Objective :: Check each line of the records for "则会造成相应条纹间距减小"; collect those that have it.

Supplied entries ::
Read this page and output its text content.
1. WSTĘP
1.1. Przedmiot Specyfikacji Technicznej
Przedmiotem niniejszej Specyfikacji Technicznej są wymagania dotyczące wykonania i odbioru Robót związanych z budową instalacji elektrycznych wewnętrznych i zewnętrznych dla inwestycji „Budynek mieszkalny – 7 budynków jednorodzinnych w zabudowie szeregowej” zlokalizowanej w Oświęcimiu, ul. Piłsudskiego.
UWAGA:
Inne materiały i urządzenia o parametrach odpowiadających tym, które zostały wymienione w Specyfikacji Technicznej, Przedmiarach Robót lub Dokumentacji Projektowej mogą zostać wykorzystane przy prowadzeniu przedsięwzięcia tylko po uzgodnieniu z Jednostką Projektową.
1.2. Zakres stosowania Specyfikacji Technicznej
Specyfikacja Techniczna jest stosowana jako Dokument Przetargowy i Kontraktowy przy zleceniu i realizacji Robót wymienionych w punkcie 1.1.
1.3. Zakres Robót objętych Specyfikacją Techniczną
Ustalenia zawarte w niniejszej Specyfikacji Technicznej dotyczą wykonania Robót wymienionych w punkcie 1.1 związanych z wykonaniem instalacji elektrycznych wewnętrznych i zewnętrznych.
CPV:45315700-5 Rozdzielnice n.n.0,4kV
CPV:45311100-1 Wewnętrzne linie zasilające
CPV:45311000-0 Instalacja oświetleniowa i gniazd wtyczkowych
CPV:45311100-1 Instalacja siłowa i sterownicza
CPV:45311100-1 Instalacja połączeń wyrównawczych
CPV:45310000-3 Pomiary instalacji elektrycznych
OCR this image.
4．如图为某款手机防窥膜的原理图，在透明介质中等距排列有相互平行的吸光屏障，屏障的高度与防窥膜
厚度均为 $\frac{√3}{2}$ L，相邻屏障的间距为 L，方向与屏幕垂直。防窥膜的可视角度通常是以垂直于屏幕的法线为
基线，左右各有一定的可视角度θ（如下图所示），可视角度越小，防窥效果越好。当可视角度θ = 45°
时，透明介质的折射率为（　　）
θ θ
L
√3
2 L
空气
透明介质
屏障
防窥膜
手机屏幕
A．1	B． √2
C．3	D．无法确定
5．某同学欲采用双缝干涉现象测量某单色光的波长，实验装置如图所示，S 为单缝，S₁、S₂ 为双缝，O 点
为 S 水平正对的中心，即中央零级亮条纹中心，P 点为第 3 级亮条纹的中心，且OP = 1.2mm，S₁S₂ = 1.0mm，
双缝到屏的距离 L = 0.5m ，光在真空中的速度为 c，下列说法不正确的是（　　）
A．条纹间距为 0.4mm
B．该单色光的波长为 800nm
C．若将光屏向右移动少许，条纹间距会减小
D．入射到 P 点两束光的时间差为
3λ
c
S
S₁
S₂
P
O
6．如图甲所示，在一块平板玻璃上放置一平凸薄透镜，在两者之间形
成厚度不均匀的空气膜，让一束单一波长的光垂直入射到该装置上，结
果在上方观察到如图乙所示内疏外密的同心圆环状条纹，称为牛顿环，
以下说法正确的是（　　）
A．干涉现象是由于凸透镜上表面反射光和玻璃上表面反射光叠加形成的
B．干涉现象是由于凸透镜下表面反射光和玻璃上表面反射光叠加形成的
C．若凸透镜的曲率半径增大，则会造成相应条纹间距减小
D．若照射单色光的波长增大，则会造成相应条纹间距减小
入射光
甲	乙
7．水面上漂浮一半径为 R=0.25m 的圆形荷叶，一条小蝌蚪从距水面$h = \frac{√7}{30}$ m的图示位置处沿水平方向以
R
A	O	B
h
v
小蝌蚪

Exercise result ::
C．若凸透镜的曲率半径增大，则会造成相应条纹间距减小
D．若照射单色光的波长增大，则会造成相应条纹间距减小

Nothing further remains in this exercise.